Seleção:

● ● ●

Eu penso demais. E nesse pensar demais, racionalizo tudo, até o que não deveria ser racionalizado. Mas, embora pense e racionalize, há situações que fogem às minhas tentativas de controle e me torno só emoção. Esses momentos são aqueles em que me sinto agredida profundamente e sinto minha dignidade sendo usurpada. Também deixo-me levar pela emoção quando permito a mim mesma entregar-me ao que considero essencial em minha vida.
Todos possuem seus essenciais, por que deles necessitam para valorar a vida e torná-la plausível. Elegemos nossos deuses sob diversas circunstanciais sociais, pelos exemplos, pelas emoções que nos causam, pelas certezas que nos proporcionam dentro de suas lógicas na sociedade a que pertencemos, pelos rituais que dão a noção de circularidade em nossa existência, a circularidade que nos presenteia com o sentimento de início, meio e fim, de renovação a cada novo ciclo. Talvez, esse seja o meu ponto, não vejo mais a vida em ciclos, mas em uma linha reta.

● ● ●

Dados de limites de regiões
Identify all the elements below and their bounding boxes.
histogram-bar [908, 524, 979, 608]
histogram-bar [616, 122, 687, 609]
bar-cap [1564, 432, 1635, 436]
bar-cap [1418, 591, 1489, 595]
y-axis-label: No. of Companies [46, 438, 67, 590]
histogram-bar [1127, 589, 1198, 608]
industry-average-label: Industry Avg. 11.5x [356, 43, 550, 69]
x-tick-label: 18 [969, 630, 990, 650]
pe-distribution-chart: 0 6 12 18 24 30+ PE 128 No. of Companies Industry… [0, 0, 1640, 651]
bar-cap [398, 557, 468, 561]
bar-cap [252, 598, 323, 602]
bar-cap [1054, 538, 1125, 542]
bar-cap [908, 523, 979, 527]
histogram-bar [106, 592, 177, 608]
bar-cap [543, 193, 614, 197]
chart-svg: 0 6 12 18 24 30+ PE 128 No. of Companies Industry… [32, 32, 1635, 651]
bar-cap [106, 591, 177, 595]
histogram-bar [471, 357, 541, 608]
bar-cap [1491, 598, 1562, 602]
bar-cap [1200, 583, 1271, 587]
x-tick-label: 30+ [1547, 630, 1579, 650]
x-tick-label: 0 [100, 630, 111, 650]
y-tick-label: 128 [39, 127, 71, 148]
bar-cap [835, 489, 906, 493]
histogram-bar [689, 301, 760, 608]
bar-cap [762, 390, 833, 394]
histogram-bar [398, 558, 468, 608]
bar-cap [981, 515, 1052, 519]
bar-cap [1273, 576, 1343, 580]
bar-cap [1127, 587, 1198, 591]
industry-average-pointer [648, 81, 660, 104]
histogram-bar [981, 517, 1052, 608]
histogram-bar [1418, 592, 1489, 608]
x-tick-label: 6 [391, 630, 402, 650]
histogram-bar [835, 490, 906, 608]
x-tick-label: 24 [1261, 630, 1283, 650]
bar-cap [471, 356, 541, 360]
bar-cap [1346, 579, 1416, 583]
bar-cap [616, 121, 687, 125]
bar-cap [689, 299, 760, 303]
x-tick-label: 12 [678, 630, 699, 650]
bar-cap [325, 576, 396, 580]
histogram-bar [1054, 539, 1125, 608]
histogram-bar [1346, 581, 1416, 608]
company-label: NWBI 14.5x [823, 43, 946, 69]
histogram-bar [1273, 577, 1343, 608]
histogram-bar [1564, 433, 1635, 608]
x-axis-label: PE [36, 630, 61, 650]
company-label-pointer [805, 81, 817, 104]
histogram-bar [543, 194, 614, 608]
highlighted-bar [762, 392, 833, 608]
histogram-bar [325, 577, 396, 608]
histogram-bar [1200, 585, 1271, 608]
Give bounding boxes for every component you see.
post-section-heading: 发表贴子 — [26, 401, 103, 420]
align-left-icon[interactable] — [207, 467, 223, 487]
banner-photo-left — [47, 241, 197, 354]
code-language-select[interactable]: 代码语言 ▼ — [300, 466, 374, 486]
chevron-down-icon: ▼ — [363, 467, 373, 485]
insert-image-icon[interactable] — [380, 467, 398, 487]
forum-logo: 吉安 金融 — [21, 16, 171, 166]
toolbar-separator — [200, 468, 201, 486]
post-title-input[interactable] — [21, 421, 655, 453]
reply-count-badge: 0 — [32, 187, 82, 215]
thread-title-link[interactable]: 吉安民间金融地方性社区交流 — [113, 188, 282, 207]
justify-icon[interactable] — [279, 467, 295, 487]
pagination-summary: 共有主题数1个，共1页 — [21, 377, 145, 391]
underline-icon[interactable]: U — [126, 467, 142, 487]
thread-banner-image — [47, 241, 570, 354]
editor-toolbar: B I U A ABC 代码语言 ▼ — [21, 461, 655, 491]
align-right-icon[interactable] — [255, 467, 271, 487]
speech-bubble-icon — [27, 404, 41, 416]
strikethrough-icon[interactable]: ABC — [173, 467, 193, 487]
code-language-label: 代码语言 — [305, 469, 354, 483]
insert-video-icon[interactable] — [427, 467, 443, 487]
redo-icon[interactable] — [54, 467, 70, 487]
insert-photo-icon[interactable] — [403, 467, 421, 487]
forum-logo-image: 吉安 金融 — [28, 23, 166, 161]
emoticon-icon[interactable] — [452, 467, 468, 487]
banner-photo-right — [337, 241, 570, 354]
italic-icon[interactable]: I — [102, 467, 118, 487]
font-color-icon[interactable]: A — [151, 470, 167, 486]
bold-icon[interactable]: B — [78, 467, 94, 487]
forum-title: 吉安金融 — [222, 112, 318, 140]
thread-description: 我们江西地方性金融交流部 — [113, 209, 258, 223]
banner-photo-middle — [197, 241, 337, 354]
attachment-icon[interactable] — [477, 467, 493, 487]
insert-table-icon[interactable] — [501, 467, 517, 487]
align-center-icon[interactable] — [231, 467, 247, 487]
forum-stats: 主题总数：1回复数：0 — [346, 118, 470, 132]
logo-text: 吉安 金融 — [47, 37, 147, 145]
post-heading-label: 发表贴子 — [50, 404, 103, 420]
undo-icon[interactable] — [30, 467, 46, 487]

● ● ●

Objetivos:
(a) No trecho sobre pensar demais, de que forma a vida passou a ser vista, em vez de em ciclos?
(b) No trecho sobre pensar demais, liste os quatro itens introduzidos por "pelos" ou "pelas" na frase que começa com "Elegemos nossos deuses".
(c) Prossiga com o trecho sobre pensar demais a partir da última frase.

Respostas dos exercícios:
(a) Em uma linha reta.

(b)
- os exemplos
- as emoções que nos causam
- as certezas que nos proporcionam dentro de suas lógicas na sociedade a que pertencemos
- os rituais que dão a noção de circularidade em nossa existência

(c)
Para mim, o ano novo não é novo, mas a continuação de algo que começou há muito tempo. O meu aniversário não representa mais um ano de vida e um novo ciclo, apenas me diz que a linha está chegando ao fim. Não espero pelo próximo carnaval para viver novamente como se não houvesse amanhã, nem por um novo título de futebol. Não penso que a semana santa irá renovar a minha fé e salvar-me. Não vejo importância em bailes de formatura, mas ao que será realizado, e ao trabalho que já foi realizado. Comemorações e rituais são importantes? Sim! Todos os dias. Necessitamos pertencer a algo maior, a um grupo; precisamos de memórias e marcos, ritos de passagem para materializar as mudanças individuais e sociais. Mas a vida é construída a cada segundo. E os segundos não voltam, eles seguem em linha reta.
Paixão e sagrado, dois lados da mesma moeda. Em outras palavras, são os deuses que escolhemos, a quem veneramos e temos como intocáveis. Assim como os exemplos assistidos atualmente nas discussões infinitas, infindáveis e infrutíferas sobre direita e esquerda, podemos também usar diversos exemplos de paixões retratadas pela religião, o futebol, o ídolo adolescente, o ser amado. Esses são alguns exemplos de deuses intocáveis, sagrados e defendidos com todos os argumentos tidos como racionais e irracionais. Sagrados.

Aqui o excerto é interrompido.